_TEXT PROVIDED_
Good for vision tasks and small-batch regimes where BatchNorm is noisy.
TNNetInstanceNorm
Constructor: Create(). A TNNetGroupNorm with Groups = Depth — one channel
per group — resolved from the input depth at SetPrevLayer time. Each channel is
normalized independently over its spatial (X, Y) extent. Same learnable
per-element gamma/beta as GroupNorm. Typical in style transfer and generative
vision models.
TNNetMovingStdNormalization
Constructor: Create(). The repo's batch-norm-style "moving" standardization:
subtracts a learned shift and divides by a learned standard-deviation scalar over
the whole tensor. It carries 2 trainable scalars (shift and std). Repo
behavior note: the std update is deliberately damped (≈100x slower than the
zero-centering term, see GetMaxAbsoluteDelta returning * 0.01) to avoid
overflow spikes; the std divisor is only applied when std > 0 and std <> 1.
Use it as a possible drop-in replacement for batch normalization on a whole
tensor (also reachable via TNNet.AddMovingNorm).
TNNetChannelStdNormalization
Constructor: Create(). This is the repo's per-channel std normalization
(descends from TNNetChannelZeroCenter): it zero-centers per channel and then
multiplies each channel by a trainable per-channel scale (one weight per Depth
channel, init 1). Repo behavior note: the std-deviation learning is again
heavily damped (-FLearningRate*0.01 / channelSize) and, on the backward pass,
the channel-error scaling is clamped with SetMin(1) because "the direction of
the error is more important than its magnitude." Reachable per channel via
TNNet.AddChannelMovingNorm.
TNNetPixelNorm
Constructor: Create(). eps = 1e-8 (fixed). StyleGAN-style per-pixel
feature-vector normalization: for each (X, Y) position the Depth-dimensional
vector is divided by its root-mean-square over the depth axis, giving each
pixel a unit-RMS feature vector. Parameter-free. Common in GAN generators.
TNNetL2Normalize
Constructors: Create(), Create(eps), Create(axis), Create(axis, eps).
eps default 1e-8. Selectable reduction scope stored in FStruct[0]:
axis = 0(default, and what bareCreate()/Create(eps)give) — per spatial position(X, Y), normalize the depth vector to unit L2 norm. This preserves the historical behavior.axis = 1— reduce sum-of-squares over the entire flattened sample so the whole volume has unit L2 norm.axis = 2— per depth channel, reduce sum-of-squares over the spatial positions(X, Y)so each channel's feature map is independently scaled to unit L2 norm (n_d = sqrt(sum_{x,y} x[x,y,d]^2 + eps)). The per-(X,Y)-over-depth transpose ofaxis = 0.
No learnable parameters; the exact (I - y y^T)/n Jacobian is applied on the
backward pass over the chosen scope. Use for unit-length embeddings / cosine
similarity. Note: this is a true L2 unit-norm, not a mean/variance
standardization.

_WORK TO COMPLETE_
- A) Answer these questions using the text on normalization layers:
(i) How many trainable scalars does TNNetMovingStdNormalization carry?
(ii) What is the initial value of each per-channel scale in TNNetChannelStdNormalization?
(iii) What fixed eps value does TNNetPixelNorm use?
- B) Extend the text on normalization layers, picking up right after its final sentence.

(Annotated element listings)
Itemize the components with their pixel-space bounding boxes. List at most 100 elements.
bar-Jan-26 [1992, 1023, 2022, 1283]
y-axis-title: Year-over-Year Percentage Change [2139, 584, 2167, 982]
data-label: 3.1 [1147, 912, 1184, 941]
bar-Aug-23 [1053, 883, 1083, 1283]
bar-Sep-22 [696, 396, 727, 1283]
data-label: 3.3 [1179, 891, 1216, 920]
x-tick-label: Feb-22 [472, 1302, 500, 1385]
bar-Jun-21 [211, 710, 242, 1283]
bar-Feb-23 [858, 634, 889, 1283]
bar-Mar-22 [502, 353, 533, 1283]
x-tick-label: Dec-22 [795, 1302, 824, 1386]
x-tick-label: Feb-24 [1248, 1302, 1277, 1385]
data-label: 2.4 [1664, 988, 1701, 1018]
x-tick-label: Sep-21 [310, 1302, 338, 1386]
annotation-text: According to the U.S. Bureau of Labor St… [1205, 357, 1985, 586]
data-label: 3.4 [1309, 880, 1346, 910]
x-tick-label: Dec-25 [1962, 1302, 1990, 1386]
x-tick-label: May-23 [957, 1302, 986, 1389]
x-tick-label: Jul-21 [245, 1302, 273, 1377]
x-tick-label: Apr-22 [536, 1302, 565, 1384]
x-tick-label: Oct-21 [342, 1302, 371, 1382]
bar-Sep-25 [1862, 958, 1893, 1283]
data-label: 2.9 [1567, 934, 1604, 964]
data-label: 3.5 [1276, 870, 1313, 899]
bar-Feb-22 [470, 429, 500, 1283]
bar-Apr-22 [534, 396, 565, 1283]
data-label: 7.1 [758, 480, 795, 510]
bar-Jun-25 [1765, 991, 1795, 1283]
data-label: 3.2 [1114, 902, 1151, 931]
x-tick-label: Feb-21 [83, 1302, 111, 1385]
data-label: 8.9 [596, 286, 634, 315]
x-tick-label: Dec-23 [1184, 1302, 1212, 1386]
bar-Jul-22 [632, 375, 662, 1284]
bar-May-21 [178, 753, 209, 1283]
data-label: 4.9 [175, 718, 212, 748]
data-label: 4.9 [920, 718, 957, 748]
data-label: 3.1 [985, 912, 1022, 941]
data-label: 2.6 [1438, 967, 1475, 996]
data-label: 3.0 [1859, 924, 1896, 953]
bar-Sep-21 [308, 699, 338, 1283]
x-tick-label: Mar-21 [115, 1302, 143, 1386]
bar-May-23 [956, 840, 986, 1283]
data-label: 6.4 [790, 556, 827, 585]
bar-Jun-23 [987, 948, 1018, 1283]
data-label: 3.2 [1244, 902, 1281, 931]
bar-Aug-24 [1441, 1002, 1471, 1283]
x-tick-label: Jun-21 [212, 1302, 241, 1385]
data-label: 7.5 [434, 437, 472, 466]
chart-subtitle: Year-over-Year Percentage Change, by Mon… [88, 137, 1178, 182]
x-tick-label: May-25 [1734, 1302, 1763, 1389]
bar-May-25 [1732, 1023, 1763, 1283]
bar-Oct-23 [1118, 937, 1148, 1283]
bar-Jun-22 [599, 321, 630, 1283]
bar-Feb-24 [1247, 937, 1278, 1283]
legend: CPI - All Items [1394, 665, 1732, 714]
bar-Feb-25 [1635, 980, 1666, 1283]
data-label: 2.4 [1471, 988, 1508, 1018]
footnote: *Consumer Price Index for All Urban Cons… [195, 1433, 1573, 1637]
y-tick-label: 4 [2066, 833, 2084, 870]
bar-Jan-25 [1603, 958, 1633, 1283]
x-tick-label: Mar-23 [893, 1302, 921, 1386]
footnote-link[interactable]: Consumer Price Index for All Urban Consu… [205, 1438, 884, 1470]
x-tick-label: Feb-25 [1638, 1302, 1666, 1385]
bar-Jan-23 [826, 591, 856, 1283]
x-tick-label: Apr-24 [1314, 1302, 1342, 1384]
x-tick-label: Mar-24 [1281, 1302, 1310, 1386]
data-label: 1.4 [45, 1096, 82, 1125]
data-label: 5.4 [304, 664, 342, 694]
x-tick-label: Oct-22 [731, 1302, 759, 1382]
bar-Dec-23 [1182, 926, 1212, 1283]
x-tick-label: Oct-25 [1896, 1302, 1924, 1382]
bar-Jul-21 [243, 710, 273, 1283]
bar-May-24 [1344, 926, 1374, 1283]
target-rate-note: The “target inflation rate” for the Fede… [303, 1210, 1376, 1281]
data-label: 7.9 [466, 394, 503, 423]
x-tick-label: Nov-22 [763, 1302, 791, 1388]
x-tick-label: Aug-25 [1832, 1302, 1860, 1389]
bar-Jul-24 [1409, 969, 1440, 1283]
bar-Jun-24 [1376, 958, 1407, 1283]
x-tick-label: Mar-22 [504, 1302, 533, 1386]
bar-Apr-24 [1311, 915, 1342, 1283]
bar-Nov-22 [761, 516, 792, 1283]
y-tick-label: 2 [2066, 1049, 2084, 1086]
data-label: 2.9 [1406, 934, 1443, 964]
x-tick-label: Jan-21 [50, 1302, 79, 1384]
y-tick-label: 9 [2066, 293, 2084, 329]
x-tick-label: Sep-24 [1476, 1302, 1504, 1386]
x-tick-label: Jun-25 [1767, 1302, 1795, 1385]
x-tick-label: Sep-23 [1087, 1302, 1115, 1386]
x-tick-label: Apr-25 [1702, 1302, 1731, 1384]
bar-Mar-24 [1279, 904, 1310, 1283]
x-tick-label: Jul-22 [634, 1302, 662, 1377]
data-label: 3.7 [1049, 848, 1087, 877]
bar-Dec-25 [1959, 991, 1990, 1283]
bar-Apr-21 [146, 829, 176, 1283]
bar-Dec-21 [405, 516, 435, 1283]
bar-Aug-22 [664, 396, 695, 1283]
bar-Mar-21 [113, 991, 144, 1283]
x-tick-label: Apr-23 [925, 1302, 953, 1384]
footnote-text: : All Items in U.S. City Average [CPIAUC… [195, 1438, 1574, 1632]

_ANSWERS TO EACH TASK_
- A)
(i) Two: shift and std.
(ii) 1.
(iii) 1e-8.

- B)
TNNetUnitNorm
Constructor: Create(). A thin subclass of TNNetL2Normalize whose default
constructor selects the full-volume scope (axis = 1, eps 1e-8) — i.e. it
is the Keras "UnitNorm" name for full-volume L2 normalization. Serializes under
its own class name. Behaviorally identical to TNNetL2Normalize.Create(1).
TNNetMinMaxNorm
Constructors: Create(), Create(eps). eps default 1e-7. Rescales the whole
sample by its own global min/max — reduced over all positions (X, Y and
Depth) — to approximately [0, 1]: y = (x - m) / ((M - m) + eps). No learnable
parameters. Repo behavior note: the backward pass is a true subgradient that
routes a bulk 1/denom term to every element plus exact coupling corrections at
the argmin and argmax indices (held fixed); for a constant volume eps keeps it
finite and a single index absorbs both corrections.
A third constructor Create(eps, perChannel) selects the reduction scope. With
perChannel = false (the default for Create()/Create(eps)) the min/max are
reduced over the whole sample as above. With perChannel = true the min/max are
reduced over the spatial positions (X, Y) only, independently per depth
channel, so each channel d gets its own (min_d, max_d) and is rescaled to
approximately [0, 1] on its own: y[x,y,d] = (x - m_d) / ((M_d - m_d) + eps).
The backward pass is the same subgradient structure scoped to each channel. The
mode is stored in FStruct[0] (0 = full-volume, 1 = per-channel) and round-trips
through Save/Load. This mirrors the per-(X,Y)-over-depth vs full-volume split
offered by TNNetL2Normalize.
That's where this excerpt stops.